### Material for this exercise

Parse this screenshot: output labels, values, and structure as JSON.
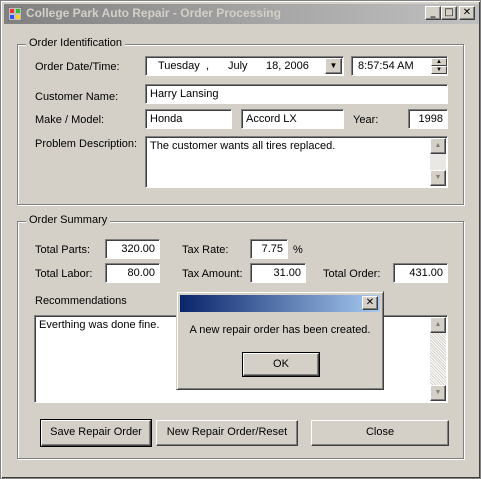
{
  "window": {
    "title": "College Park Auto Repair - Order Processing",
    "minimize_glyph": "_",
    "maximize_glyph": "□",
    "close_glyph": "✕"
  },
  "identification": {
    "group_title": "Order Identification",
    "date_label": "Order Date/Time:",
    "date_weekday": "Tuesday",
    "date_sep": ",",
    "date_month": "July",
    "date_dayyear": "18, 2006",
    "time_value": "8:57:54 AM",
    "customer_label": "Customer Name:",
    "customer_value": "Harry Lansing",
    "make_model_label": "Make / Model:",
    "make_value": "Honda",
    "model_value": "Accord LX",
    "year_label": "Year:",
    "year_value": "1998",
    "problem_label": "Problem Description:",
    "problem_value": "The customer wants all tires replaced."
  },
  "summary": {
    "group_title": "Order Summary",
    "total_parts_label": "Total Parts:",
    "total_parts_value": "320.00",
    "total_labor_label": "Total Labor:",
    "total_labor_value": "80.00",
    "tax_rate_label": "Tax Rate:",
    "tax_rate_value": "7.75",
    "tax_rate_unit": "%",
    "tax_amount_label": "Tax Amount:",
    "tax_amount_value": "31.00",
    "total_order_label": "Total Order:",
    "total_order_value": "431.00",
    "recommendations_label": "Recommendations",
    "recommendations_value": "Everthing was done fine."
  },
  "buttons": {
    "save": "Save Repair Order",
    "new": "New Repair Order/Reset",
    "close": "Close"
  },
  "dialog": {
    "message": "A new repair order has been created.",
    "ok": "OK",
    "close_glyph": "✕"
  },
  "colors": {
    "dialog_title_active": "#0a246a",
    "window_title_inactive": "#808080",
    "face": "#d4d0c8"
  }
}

### Do this
Images do not belong in the copy; reproduce all other parts of the records above verbatim.

### Solution to the exercise
Parse this screenshot: output labels, values, and structure as JSON.
{
  "window": {
    "title": "College Park Auto Repair - Order Processing",
    "minimize_glyph": "_",
    "maximize_glyph": "□",
    "close_glyph": "✕"
  },
  "identification": {
    "group_title": "Order Identification",
    "date_label": "Order Date/Time:",
    "date_weekday": "Tuesday",
    "date_sep": ",",
    "date_month": "July",
    "date_dayyear": "18, 2006",
    "time_value": "8:57:54 AM",
    "customer_label": "Customer Name:",
    "customer_value": "Harry Lansing",
    "make_model_label": "Make / Model:",
    "make_value": "Honda",
    "model_value": "Accord LX",
    "year_label": "Year:",
    "year_value": "1998",
    "problem_label": "Problem Description:",
    "problem_value": "The customer wants all tires replaced."
  },
  "summary": {
    "group_title": "Order Summary",
    "total_parts_label": "Total Parts:",
    "total_parts_value": "320.00",
    "total_labor_label": "Total Labor:",
    "total_labor_value": "80.00",
    "tax_rate_label": "Tax Rate:",
    "tax_rate_value": "7.75",
    "tax_rate_unit": "%",
    "tax_amount_label": "Tax Amount:",
    "tax_amount_value": "31.00",
    "total_order_label": "Total Order:",
    "total_order_value": "431.00",
    "recommendations_label": "Recommendations",
    "recommendations_value": "Everthing was done fine."
  },
  "buttons": {
    "save": "Save Repair Order",
    "new": "New Repair Order/Reset",
    "close": "Close"
  },
  "dialog": {
    "message": "A new repair order has been created.",
    "ok": "OK",
    "close_glyph": "✕"
  },
  "colors": {
    "dialog_title_active": "#0a246a",
    "window_title_inactive": "#808080",
    "face": "#d4d0c8"
  }
}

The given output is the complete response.